[Records from a collection of figures]
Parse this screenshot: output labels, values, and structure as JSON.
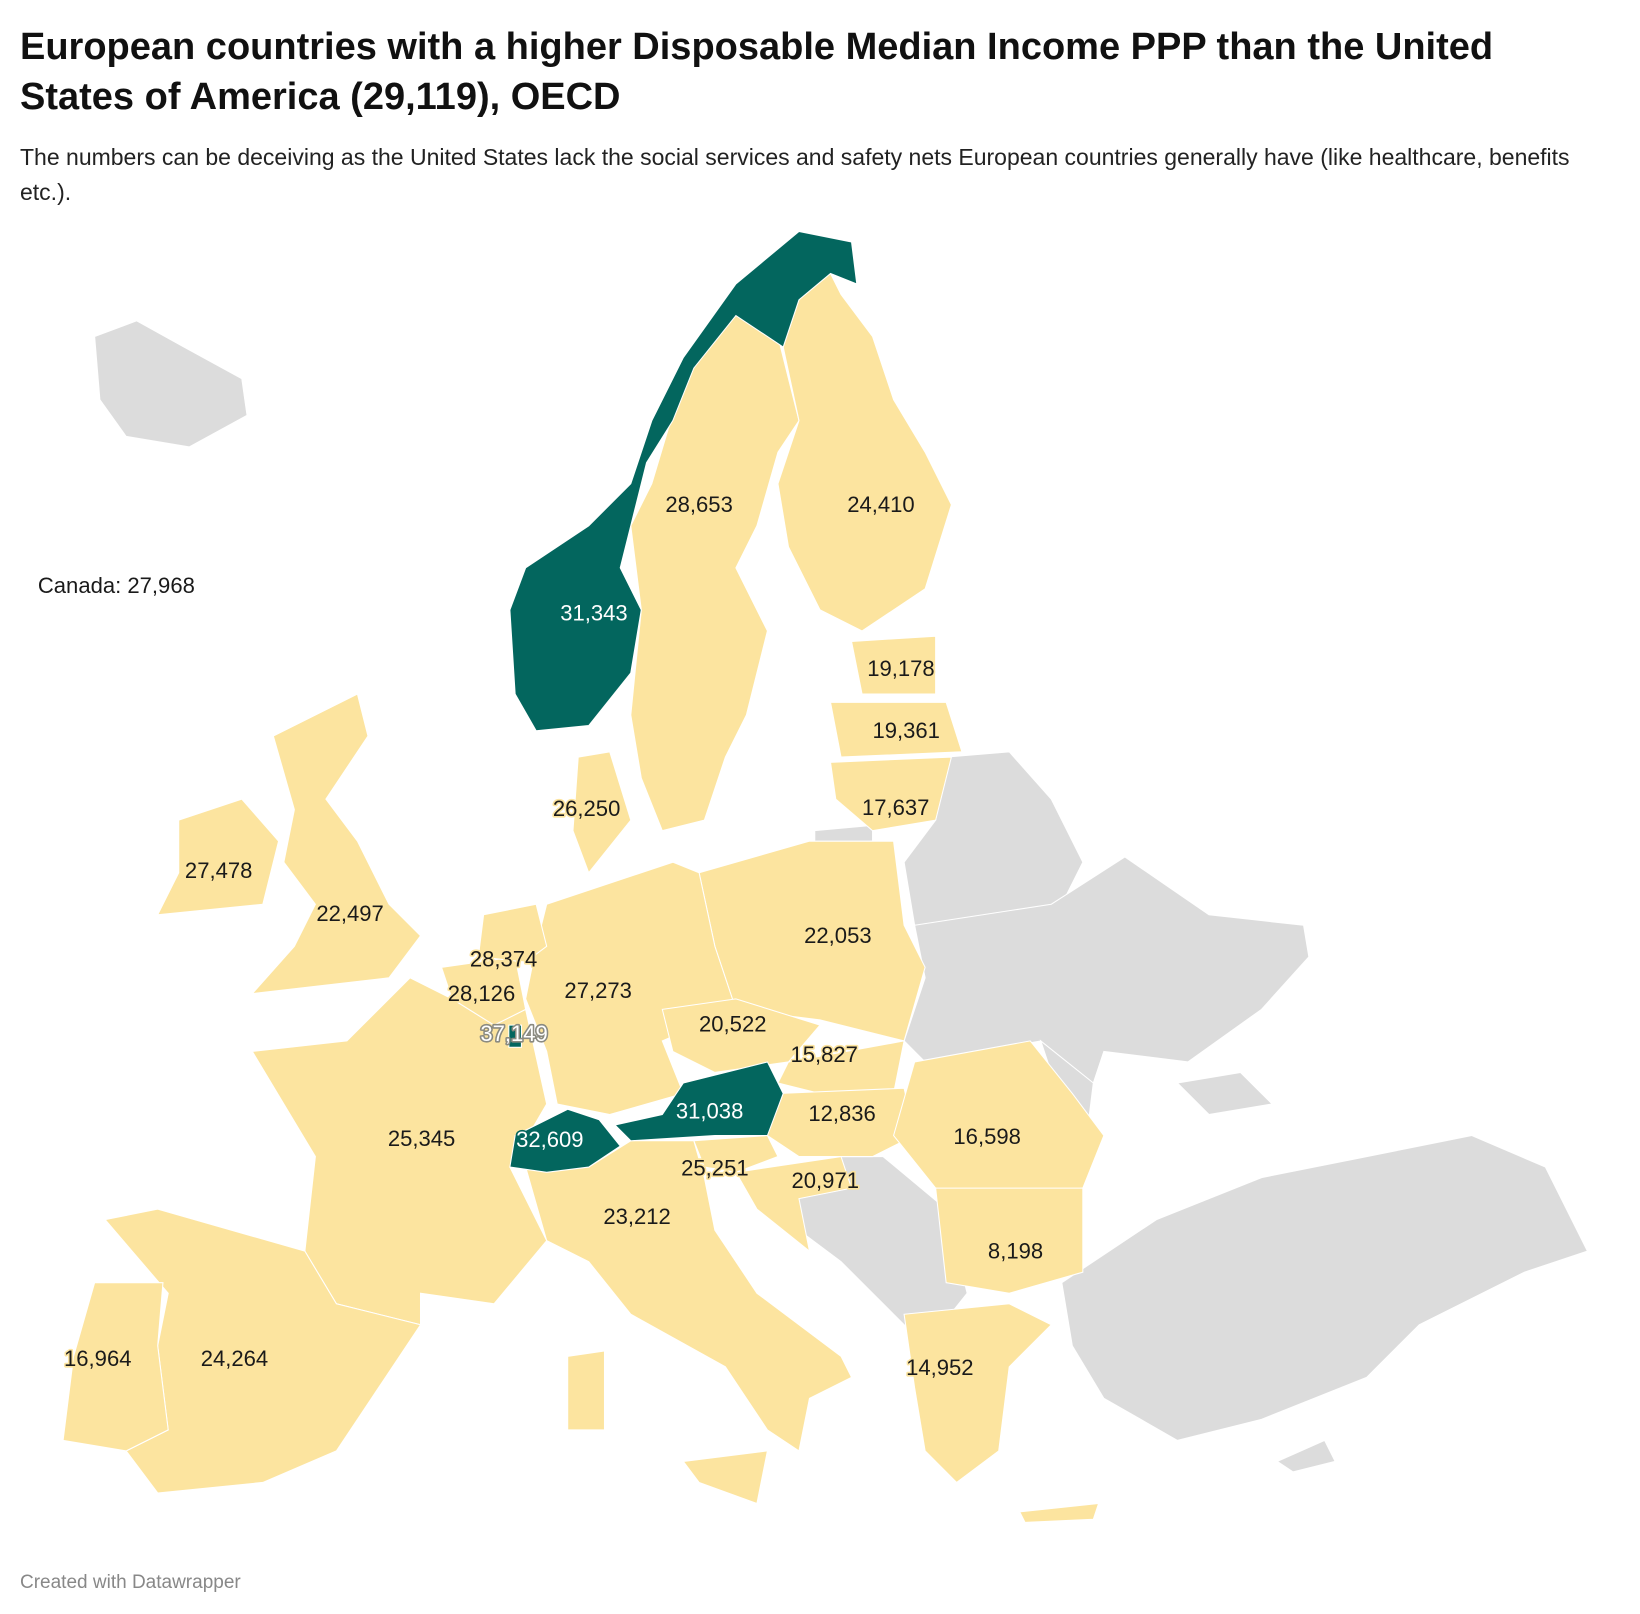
{
  "header": {
    "title": "European countries with a higher Disposable Median Income PPP than the United States of America (29,119), OECD",
    "subtitle": "The numbers can be deceiving as the United States lack the social services and safety nets European countries generally have (like healthcare, benefits etc.)."
  },
  "colors": {
    "above_us": "#03665e",
    "below_us": "#fce49f",
    "no_data": "#dcdcdc"
  },
  "annotation": "Canada: 27,968",
  "labels": {
    "norway": "31,343",
    "sweden": "28,653",
    "finland": "24,410",
    "estonia": "19,178",
    "latvia": "19,361",
    "lithuania": "17,637",
    "denmark": "26,250",
    "ireland": "27,478",
    "uk": "22,497",
    "netherlands": "28,374",
    "belgium": "28,126",
    "luxembourg": "37,149",
    "germany": "27,273",
    "poland": "22,053",
    "czechia": "20,522",
    "slovakia": "15,827",
    "austria": "31,038",
    "hungary": "12,836",
    "switzerland": "32,609",
    "france": "25,345",
    "slovenia": "25,251",
    "croatia": "20,971",
    "romania": "16,598",
    "italy": "23,212",
    "bulgaria": "8,198",
    "greece": "14,952",
    "portugal": "16,964",
    "spain": "24,264"
  },
  "footer": "Created with Datawrapper"
}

Exercise details: Write out the entries above verbatim; the pictures do not belong in your copy.

Response below:
Parse this screenshot: output labels, values, and structure as JSON.
{
  "header": {
    "title": "European countries with a higher Disposable Median Income PPP than the United States of America (29,119), OECD",
    "subtitle": "The numbers can be deceiving as the United States lack the social services and safety nets European countries generally have (like healthcare, benefits etc.)."
  },
  "colors": {
    "above_us": "#03665e",
    "below_us": "#fce49f",
    "no_data": "#dcdcdc"
  },
  "annotation": "Canada: 27,968",
  "labels": {
    "norway": "31,343",
    "sweden": "28,653",
    "finland": "24,410",
    "estonia": "19,178",
    "latvia": "19,361",
    "lithuania": "17,637",
    "denmark": "26,250",
    "ireland": "27,478",
    "uk": "22,497",
    "netherlands": "28,374",
    "belgium": "28,126",
    "luxembourg": "37,149",
    "germany": "27,273",
    "poland": "22,053",
    "czechia": "20,522",
    "slovakia": "15,827",
    "austria": "31,038",
    "hungary": "12,836",
    "switzerland": "32,609",
    "france": "25,345",
    "slovenia": "25,251",
    "croatia": "20,971",
    "romania": "16,598",
    "italy": "23,212",
    "bulgaria": "8,198",
    "greece": "14,952",
    "portugal": "16,964",
    "spain": "24,264"
  },
  "footer": "Created with Datawrapper"
}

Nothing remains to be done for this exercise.